"""
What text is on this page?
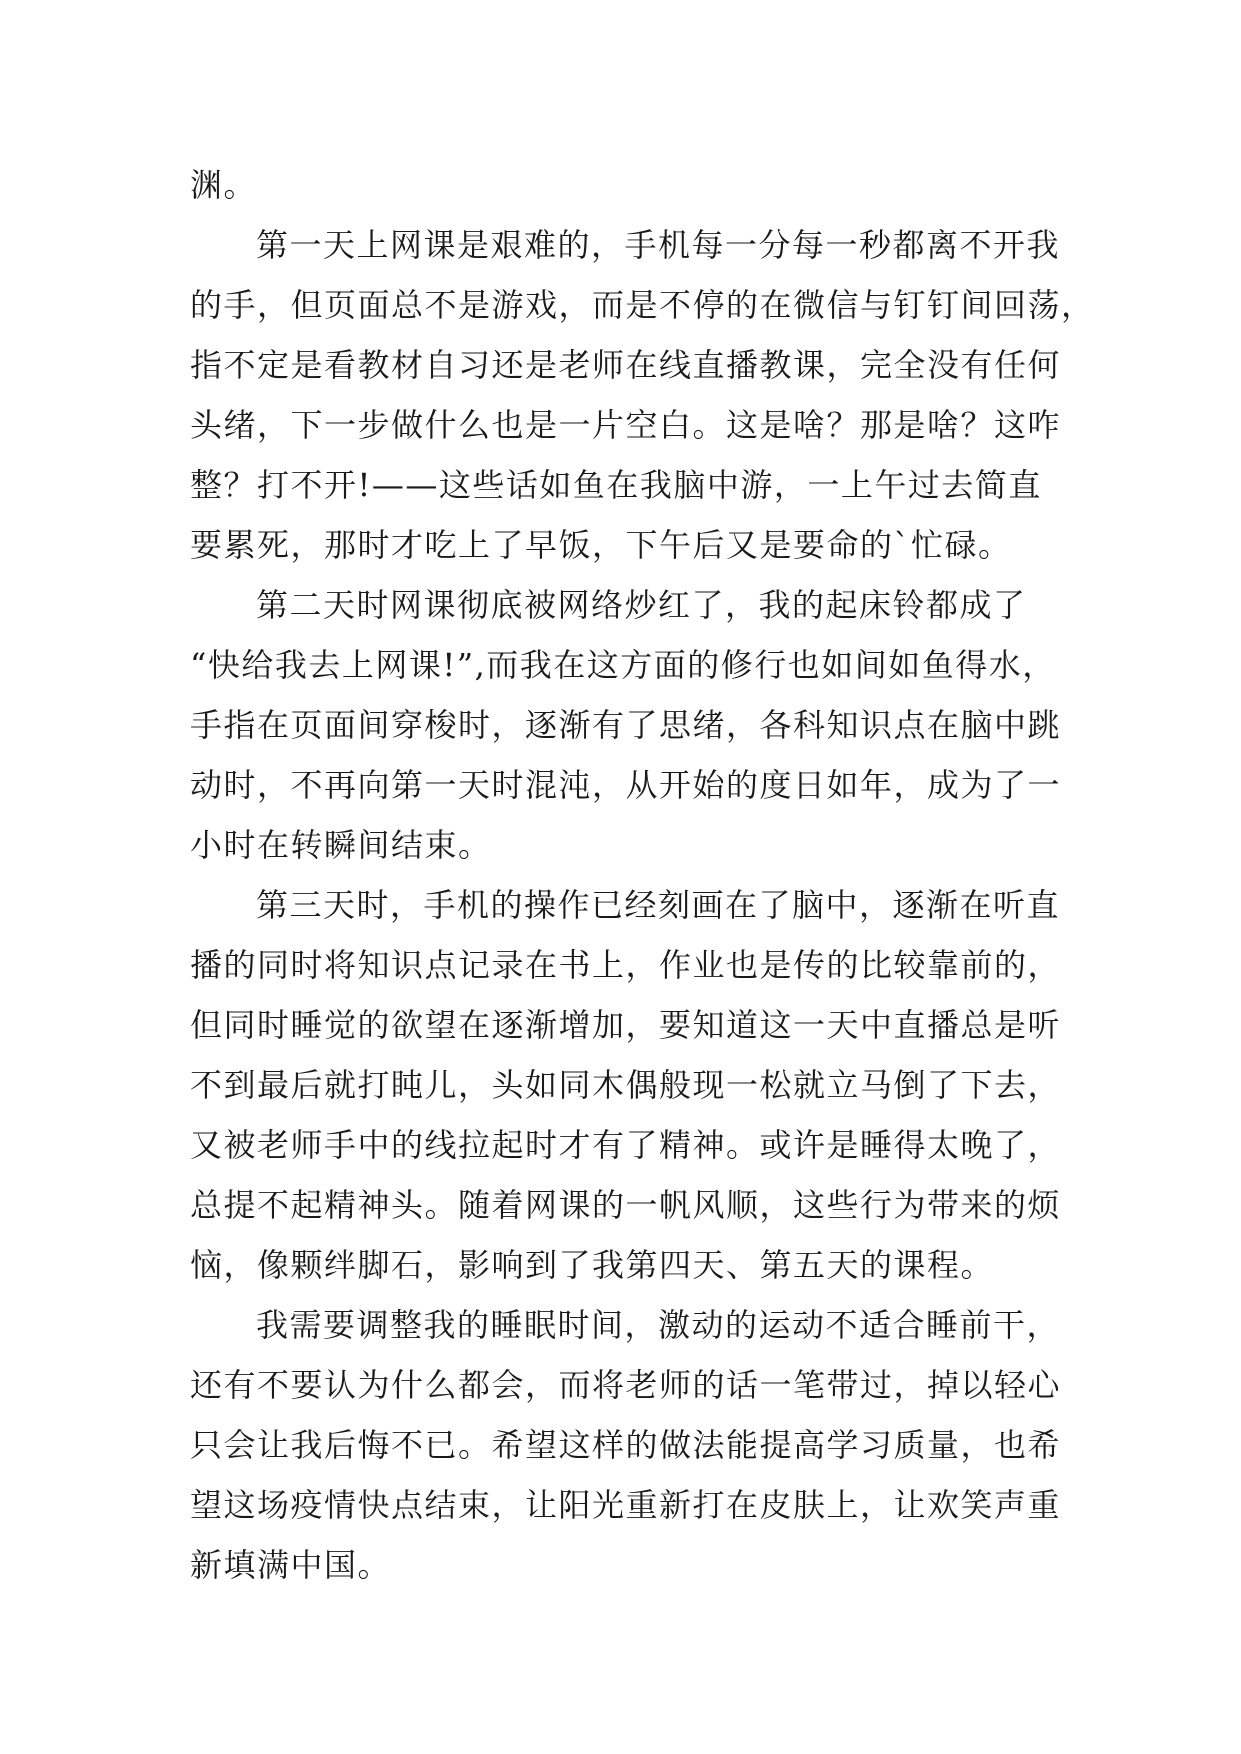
渊。
第一天上网课是艰难的，手机每一分每一秒都离不开我
的手，但页面总不是游戏，而是不停的在微信与钉钉间回荡，
指不定是看教材自习还是老师在线直播教课，完全没有任何
头绪，下一步做什么也是一片空白。这是啥？那是啥？这咋
整？打不开!——这些话如鱼在我脑中游，一上午过去简直
要累死，那时才吃上了早饭，下午后又是要命的`忙碌。
第二天时网课彻底被网络炒红了，我的起床铃都成了
“快给我去上网课!”,而我在这方面的修行也如间如鱼得水，
手指在页面间穿梭时，逐渐有了思绪，各科知识点在脑中跳
动时，不再向第一天时混沌，从开始的度日如年，成为了一
小时在转瞬间结束。
第三天时，手机的操作已经刻画在了脑中，逐渐在听直
播的同时将知识点记录在书上，作业也是传的比较靠前的，
但同时睡觉的欲望在逐渐增加，要知道这一天中直播总是听
不到最后就打盹儿，头如同木偶般现一松就立马倒了下去，
又被老师手中的线拉起时才有了精神。或许是睡得太晚了，
总提不起精神头。随着网课的一帆风顺，这些行为带来的烦
恼，像颗绊脚石，影响到了我第四天、第五天的课程。
我需要调整我的睡眠时间，激动的运动不适合睡前干，
还有不要认为什么都会，而将老师的话一笔带过，掉以轻心
只会让我后悔不已。希望这样的做法能提高学习质量，也希
望这场疫情快点结束，让阳光重新打在皮肤上，让欢笑声重
新填满中国。
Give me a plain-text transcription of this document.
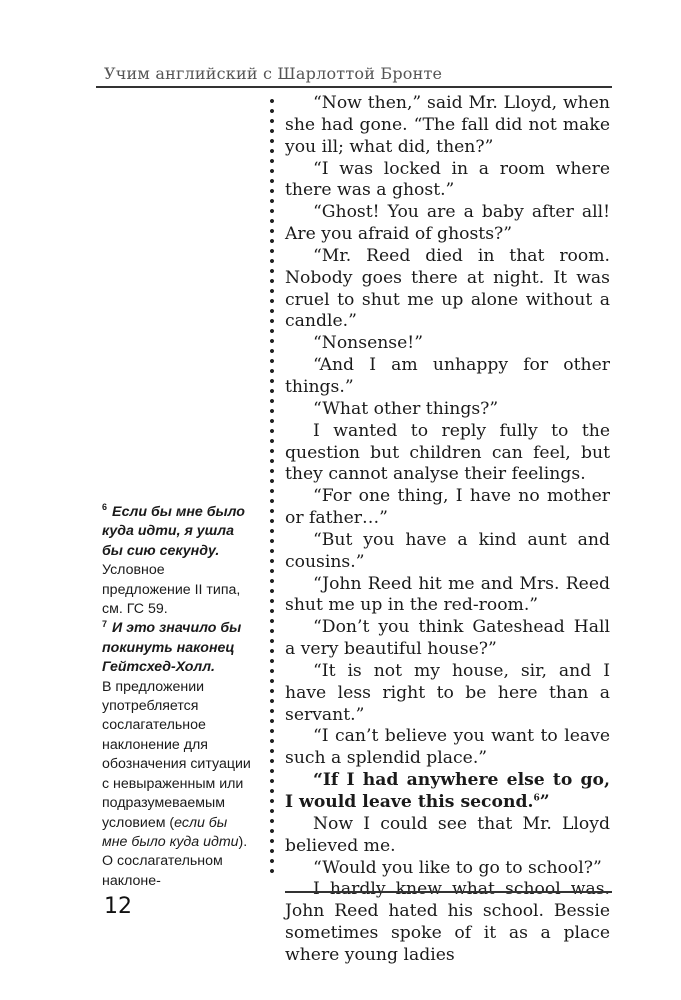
Учим английский с Шарлоттой Бронте
$^6$ Если бы мне было куда идти, я ушла бы сию секунду.

Условное предложение II типа, см. ГС 59.

$^7$ И это значило бы покинуть наконец Гейтсхед-Холл.

В предложении употребляется сослагательное наклонение для обозначения ситуации с невыраженным или подразумеваемым условием (если бы мне было куда идти). О сослагательном наклоне-

“Now then,” said Mr. Lloyd, when she had gone. “The fall did not make you ill; what did, then?”

“I was locked in a room where there was a ghost.”

“Ghost! You are a baby after all! Are you afraid of ghosts?”

“Mr. Reed died in that room. Nobody goes there at night. It was cruel to shut me up alone without a candle.”

“Nonsense!”

“And I am unhappy for other things.”

“What other things?”

I wanted to reply fully to the question but children can feel, but they cannot analyse their feelings.

“For one thing, I have no mother or father…”

“But you have a kind aunt and cousins.”

“John Reed hit me and Mrs. Reed shut me up in the red-room.”

“Don’t you think Gateshead Hall a very beautiful house?”

“It is not my house, sir, and I have less right to be here than a servant.”

“I can’t believe you want to leave such a splendid place.”

“If I had anywhere else to go, I would leave this second.$^6$”

Now I could see that Mr. Lloyd believed me.

“Would you like to go to school?”

I hardly knew what school was. John Reed hated his school. Bessie sometimes spoke of it as a place where young ladies

12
"""
Quote all the records verbatim, dropping any pictures from your copy.

■ RESPONSE TO THIS TASK
What text is on this page?
渊。
第一天上网课是艰难的，手机每一分每一秒都离不开我
的手，但页面总不是游戏，而是不停的在微信与钉钉间回荡，
指不定是看教材自习还是老师在线直播教课，完全没有任何
头绪，下一步做什么也是一片空白。这是啥？那是啥？这咋
整？打不开!——这些话如鱼在我脑中游，一上午过去简直
要累死，那时才吃上了早饭，下午后又是要命的`忙碌。
第二天时网课彻底被网络炒红了，我的起床铃都成了
“快给我去上网课!”,而我在这方面的修行也如间如鱼得水，
手指在页面间穿梭时，逐渐有了思绪，各科知识点在脑中跳
动时，不再向第一天时混沌，从开始的度日如年，成为了一
小时在转瞬间结束。
第三天时，手机的操作已经刻画在了脑中，逐渐在听直
播的同时将知识点记录在书上，作业也是传的比较靠前的，
但同时睡觉的欲望在逐渐增加，要知道这一天中直播总是听
不到最后就打盹儿，头如同木偶般现一松就立马倒了下去，
又被老师手中的线拉起时才有了精神。或许是睡得太晚了，
总提不起精神头。随着网课的一帆风顺，这些行为带来的烦
恼，像颗绊脚石，影响到了我第四天、第五天的课程。
我需要调整我的睡眠时间，激动的运动不适合睡前干，
还有不要认为什么都会，而将老师的话一笔带过，掉以轻心
只会让我后悔不已。希望这样的做法能提高学习质量，也希
望这场疫情快点结束，让阳光重新打在皮肤上，让欢笑声重
新填满中国。
Give me a plain-text transcription of this document.
Учим английский с Шарлоттой Бронте
$^6$ Если бы мне было куда идти, я ушла бы сию секунду.

Условное предложение II типа, см. ГС 59.

$^7$ И это значило бы покинуть наконец Гейтсхед-Холл.

В предложении употребляется сослагательное наклонение для обозначения ситуации с невыраженным или подразумеваемым условием (если бы мне было куда идти). О сослагательном наклоне-

“Now then,” said Mr. Lloyd, when she had gone. “The fall did not make you ill; what did, then?”

“I was locked in a room where there was a ghost.”

“Ghost! You are a baby after all! Are you afraid of ghosts?”

“Mr. Reed died in that room. Nobody goes there at night. It was cruel to shut me up alone without a candle.”

“Nonsense!”

“And I am unhappy for other things.”

“What other things?”

I wanted to reply fully to the question but children can feel, but they cannot analyse their feelings.

“For one thing, I have no mother or father…”

“But you have a kind aunt and cousins.”

“John Reed hit me and Mrs. Reed shut me up in the red-room.”

“Don’t you think Gateshead Hall a very beautiful house?”

“It is not my house, sir, and I have less right to be here than a servant.”

“I can’t believe you want to leave such a splendid place.”

“If I had anywhere else to go, I would leave this second.$^6$”

Now I could see that Mr. Lloyd believed me.

“Would you like to go to school?”

I hardly knew what school was. John Reed hated his school. Bessie sometimes spoke of it as a place where young ladies

12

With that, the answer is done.